The request:
Determine which lines contain the word "hedge", then copy those lines.

Data for this task:
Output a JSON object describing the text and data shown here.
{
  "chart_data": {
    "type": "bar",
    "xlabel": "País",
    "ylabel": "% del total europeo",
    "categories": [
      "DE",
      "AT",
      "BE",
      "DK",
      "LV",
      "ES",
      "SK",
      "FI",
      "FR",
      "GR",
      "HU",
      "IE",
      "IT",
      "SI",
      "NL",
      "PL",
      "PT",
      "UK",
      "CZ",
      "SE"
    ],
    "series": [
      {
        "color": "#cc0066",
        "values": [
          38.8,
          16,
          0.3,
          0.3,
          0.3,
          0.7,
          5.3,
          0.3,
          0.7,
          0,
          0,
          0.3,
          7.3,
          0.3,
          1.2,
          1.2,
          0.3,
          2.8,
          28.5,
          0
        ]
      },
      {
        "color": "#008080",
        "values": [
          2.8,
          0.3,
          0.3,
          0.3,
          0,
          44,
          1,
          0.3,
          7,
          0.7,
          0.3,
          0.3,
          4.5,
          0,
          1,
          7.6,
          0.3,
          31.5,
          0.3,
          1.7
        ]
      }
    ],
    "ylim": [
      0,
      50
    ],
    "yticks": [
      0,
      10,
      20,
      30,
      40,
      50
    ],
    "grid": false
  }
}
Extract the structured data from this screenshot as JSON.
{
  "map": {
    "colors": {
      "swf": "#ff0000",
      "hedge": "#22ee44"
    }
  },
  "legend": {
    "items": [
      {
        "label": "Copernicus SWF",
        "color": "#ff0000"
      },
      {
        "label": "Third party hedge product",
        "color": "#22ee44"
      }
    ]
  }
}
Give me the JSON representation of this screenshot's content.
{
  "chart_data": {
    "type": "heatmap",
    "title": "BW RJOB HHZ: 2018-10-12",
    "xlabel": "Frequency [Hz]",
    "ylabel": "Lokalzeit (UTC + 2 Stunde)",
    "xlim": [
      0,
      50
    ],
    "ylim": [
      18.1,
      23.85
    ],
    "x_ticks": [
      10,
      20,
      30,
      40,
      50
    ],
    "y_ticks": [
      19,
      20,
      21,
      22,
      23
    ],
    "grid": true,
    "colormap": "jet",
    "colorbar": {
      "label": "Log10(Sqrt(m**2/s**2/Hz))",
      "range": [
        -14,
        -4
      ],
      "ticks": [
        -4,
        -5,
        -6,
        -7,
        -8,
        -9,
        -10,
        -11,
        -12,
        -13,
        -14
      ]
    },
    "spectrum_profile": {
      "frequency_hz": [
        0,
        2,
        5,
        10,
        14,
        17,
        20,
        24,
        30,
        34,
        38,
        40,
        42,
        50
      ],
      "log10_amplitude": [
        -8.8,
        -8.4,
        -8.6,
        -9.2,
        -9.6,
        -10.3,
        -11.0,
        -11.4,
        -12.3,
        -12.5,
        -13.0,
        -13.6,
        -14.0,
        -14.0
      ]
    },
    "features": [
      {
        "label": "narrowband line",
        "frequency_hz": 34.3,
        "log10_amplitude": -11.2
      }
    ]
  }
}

Response to this task:
      "hedge": "#22ee44"
        "label": "Third party hedge product",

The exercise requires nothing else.